— REQUIRED WORK —
Could you edit the records from the start up to and including the line with "repost-icon (281, 507, 311, 529)", replacing "tweet-divider" with "post-divider" and leaving everything else unchanged?

— PROVIDED DATA —
══════════════════════════════

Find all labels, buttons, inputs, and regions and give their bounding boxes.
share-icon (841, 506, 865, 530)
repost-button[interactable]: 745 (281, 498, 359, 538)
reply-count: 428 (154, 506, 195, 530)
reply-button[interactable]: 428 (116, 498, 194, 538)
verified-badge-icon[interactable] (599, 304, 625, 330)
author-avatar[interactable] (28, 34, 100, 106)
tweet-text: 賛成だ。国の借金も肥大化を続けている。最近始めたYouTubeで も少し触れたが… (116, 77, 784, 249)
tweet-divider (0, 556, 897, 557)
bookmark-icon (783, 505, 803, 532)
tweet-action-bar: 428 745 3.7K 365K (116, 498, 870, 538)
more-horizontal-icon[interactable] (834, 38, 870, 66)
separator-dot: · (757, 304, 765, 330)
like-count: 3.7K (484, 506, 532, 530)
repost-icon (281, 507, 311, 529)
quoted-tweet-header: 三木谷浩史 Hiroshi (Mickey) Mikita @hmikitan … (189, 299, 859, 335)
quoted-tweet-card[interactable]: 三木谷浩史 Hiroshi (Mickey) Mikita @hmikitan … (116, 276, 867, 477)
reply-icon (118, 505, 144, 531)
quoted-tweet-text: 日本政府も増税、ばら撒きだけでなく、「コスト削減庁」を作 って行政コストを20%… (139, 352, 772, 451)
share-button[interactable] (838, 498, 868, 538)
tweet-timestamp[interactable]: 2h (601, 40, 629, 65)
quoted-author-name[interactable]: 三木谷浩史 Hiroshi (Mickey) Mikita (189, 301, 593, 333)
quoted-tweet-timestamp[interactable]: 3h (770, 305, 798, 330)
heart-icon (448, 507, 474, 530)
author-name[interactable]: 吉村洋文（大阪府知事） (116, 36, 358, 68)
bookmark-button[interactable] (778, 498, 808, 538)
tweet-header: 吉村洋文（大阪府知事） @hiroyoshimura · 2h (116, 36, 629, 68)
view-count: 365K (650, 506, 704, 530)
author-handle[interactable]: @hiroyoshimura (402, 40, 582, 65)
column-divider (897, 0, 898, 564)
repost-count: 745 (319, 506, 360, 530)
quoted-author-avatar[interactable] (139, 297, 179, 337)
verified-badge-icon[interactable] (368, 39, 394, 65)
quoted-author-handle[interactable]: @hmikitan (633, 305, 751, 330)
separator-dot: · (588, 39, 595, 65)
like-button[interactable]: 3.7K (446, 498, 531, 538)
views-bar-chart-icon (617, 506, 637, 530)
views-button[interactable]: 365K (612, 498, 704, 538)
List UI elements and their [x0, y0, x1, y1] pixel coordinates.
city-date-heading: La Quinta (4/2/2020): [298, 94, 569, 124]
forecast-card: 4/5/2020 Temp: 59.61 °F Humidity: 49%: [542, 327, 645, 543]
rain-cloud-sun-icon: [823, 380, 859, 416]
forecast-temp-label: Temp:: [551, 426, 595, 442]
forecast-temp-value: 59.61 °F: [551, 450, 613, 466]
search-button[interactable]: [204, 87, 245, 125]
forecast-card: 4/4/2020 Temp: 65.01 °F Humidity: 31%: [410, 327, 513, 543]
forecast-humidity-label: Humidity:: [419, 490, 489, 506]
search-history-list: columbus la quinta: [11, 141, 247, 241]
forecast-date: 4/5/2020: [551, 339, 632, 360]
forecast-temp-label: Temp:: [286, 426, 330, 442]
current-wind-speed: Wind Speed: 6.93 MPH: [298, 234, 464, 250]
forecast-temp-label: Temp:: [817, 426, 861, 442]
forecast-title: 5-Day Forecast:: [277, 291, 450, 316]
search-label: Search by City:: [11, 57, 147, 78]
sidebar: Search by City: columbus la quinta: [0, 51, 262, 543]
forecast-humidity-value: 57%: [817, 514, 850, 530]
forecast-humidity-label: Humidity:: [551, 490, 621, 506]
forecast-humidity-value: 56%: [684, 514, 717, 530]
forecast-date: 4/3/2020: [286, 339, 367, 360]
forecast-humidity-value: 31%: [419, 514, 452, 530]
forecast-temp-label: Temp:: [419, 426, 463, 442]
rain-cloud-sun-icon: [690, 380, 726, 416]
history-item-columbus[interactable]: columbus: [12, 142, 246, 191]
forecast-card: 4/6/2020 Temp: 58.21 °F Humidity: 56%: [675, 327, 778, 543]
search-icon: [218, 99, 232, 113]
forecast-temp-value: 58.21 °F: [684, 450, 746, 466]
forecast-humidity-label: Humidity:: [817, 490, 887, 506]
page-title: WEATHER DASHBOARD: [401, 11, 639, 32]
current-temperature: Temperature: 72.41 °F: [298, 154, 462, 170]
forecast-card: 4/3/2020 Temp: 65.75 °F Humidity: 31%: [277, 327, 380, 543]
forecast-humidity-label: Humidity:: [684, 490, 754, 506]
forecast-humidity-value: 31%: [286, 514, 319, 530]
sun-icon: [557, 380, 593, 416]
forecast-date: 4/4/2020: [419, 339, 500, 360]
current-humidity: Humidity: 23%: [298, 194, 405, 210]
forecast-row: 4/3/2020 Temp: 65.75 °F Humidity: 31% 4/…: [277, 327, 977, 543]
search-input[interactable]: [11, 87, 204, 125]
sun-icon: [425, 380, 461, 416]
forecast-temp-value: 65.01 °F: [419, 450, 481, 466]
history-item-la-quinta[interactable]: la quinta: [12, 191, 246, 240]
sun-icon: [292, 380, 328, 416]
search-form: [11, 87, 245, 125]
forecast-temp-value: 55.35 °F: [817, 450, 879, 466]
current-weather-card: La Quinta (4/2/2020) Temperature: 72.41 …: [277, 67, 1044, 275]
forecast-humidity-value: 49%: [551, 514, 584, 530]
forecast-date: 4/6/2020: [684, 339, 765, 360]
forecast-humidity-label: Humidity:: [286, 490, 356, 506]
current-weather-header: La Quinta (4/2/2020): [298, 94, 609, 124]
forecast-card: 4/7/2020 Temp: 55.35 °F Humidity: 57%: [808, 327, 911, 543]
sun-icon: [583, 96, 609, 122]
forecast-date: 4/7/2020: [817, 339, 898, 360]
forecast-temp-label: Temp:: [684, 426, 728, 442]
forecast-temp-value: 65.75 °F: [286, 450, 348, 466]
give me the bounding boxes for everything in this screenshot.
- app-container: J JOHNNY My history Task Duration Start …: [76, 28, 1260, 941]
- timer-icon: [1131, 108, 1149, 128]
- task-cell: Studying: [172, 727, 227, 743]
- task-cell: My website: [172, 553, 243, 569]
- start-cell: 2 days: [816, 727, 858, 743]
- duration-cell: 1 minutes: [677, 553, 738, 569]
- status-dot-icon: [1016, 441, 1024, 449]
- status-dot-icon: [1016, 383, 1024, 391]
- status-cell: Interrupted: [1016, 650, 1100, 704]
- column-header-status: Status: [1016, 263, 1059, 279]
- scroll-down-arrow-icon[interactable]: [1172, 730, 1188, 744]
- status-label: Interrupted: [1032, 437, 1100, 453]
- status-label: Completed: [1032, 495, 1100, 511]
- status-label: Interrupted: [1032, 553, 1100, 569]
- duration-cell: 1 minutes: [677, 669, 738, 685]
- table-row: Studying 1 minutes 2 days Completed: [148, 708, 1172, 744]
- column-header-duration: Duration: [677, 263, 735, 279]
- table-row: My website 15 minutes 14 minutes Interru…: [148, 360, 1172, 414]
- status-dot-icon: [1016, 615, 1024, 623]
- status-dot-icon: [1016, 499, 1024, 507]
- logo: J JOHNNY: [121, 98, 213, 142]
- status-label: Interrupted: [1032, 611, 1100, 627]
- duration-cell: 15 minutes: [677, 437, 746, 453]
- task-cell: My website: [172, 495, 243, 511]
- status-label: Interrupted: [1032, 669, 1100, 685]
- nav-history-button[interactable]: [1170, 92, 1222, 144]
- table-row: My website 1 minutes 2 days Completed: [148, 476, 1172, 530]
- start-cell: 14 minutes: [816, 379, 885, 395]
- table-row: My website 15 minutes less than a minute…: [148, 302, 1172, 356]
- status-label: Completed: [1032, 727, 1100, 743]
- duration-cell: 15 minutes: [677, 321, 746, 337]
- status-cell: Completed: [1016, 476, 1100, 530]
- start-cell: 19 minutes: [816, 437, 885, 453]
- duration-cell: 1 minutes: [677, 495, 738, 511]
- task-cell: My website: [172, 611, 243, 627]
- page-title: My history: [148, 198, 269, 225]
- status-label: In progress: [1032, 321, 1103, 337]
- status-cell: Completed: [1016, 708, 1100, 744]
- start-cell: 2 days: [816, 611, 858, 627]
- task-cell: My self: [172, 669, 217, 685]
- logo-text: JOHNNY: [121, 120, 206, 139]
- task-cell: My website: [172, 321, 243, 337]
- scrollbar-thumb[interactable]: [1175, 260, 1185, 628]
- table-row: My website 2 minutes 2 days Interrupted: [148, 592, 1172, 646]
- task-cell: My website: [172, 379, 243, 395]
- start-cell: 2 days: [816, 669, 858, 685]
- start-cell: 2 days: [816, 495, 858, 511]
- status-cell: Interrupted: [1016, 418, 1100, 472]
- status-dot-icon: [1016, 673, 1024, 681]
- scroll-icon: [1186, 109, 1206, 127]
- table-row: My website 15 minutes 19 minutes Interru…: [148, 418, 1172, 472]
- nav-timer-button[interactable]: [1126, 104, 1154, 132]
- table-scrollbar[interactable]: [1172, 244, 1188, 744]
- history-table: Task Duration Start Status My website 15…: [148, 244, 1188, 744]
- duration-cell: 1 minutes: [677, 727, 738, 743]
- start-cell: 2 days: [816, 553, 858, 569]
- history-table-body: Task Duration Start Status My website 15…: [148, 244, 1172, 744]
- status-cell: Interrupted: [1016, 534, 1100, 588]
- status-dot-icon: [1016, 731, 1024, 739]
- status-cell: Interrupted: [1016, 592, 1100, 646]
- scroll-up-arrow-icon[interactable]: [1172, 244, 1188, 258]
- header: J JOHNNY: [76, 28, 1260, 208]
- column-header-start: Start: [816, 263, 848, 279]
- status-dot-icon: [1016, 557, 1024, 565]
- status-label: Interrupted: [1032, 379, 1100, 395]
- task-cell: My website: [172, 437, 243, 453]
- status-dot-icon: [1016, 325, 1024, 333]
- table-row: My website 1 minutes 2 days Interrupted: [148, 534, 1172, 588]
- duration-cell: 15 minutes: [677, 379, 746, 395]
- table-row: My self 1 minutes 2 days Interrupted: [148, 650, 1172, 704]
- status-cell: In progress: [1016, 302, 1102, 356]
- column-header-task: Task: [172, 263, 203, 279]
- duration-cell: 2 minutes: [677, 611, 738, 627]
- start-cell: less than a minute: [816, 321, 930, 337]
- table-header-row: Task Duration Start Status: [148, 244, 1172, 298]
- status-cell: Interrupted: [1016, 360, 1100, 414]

══════════════════════════════

— FINAL RESULT —
Find all labels, buttons, inputs, and regions and give their bounding boxes.
share-icon (841, 506, 865, 530)
repost-button[interactable]: 745 (281, 498, 359, 538)
reply-count: 428 (154, 506, 195, 530)
reply-button[interactable]: 428 (116, 498, 194, 538)
verified-badge-icon[interactable] (599, 304, 625, 330)
author-avatar[interactable] (28, 34, 100, 106)
tweet-text: 賛成だ。国の借金も肥大化を続けている。最近始めたYouTubeで も少し触れたが… (116, 77, 784, 249)
post-divider (0, 556, 897, 557)
bookmark-icon (783, 505, 803, 532)
tweet-action-bar: 428 745 3.7K 365K (116, 498, 870, 538)
more-horizontal-icon[interactable] (834, 38, 870, 66)
separator-dot: · (757, 304, 765, 330)
like-count: 3.7K (484, 506, 532, 530)
repost-icon (281, 507, 311, 529)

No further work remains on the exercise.